Reproduce every entry below precisely. Pictures are excluded from the copy.

-- start Provided entries --

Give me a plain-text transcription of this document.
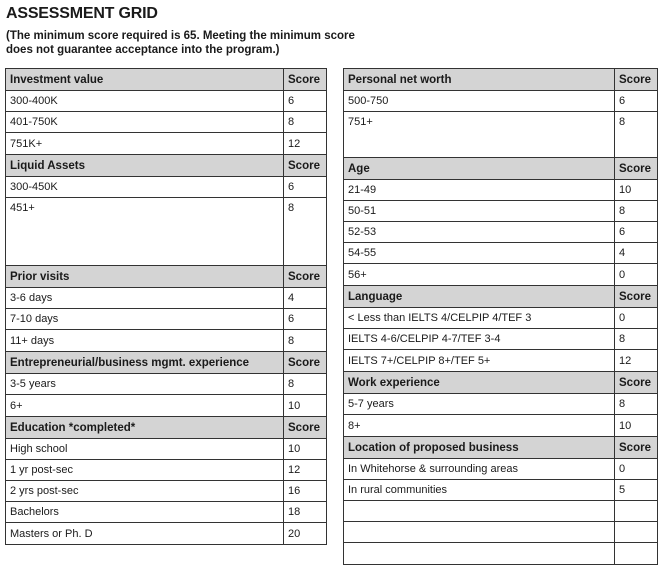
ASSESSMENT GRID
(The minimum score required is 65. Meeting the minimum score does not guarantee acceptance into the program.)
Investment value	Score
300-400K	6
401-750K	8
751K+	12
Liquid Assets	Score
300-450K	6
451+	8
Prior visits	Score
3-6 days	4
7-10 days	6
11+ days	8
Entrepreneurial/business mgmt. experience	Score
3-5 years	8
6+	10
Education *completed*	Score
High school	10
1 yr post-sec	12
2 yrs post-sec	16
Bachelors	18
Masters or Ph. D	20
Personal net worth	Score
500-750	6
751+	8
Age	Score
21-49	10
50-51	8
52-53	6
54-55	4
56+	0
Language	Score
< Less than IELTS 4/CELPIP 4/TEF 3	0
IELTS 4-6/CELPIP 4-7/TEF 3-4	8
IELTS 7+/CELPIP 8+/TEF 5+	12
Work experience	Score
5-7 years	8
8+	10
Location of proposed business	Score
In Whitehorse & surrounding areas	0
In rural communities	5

-- end Provided entries --

*Task solution*:
Give me a plain-text transcription of this document.
ASSESSMENT GRID
(The minimum score required is 65. Meeting the minimum score does not guarantee acceptance into the program.)
Investment value	Score
300-400K	6
401-750K	8
751K+	12
Liquid Assets	Score
300-450K	6
451+	8
Prior visits	Score
3-6 days	4
7-10 days	6
11+ days	8
Entrepreneurial/business mgmt. experience	Score
3-5 years	8
6+	10
Education *completed*	Score
High school	10
1 yr post-sec	12
2 yrs post-sec	16
Bachelors	18
Masters or Ph. D	20
Personal net worth	Score
500-750	6
751+	8
Age	Score
21-49	10
50-51	8
52-53	6
54-55	4
56+	0
Language	Score
< Less than IELTS 4/CELPIP 4/TEF 3	0
IELTS 4-6/CELPIP 4-7/TEF 3-4	8
IELTS 7+/CELPIP 8+/TEF 5+	12
Work experience	Score
5-7 years	8
8+	10
Location of proposed business	Score
In Whitehorse & surrounding areas	0
In rural communities	5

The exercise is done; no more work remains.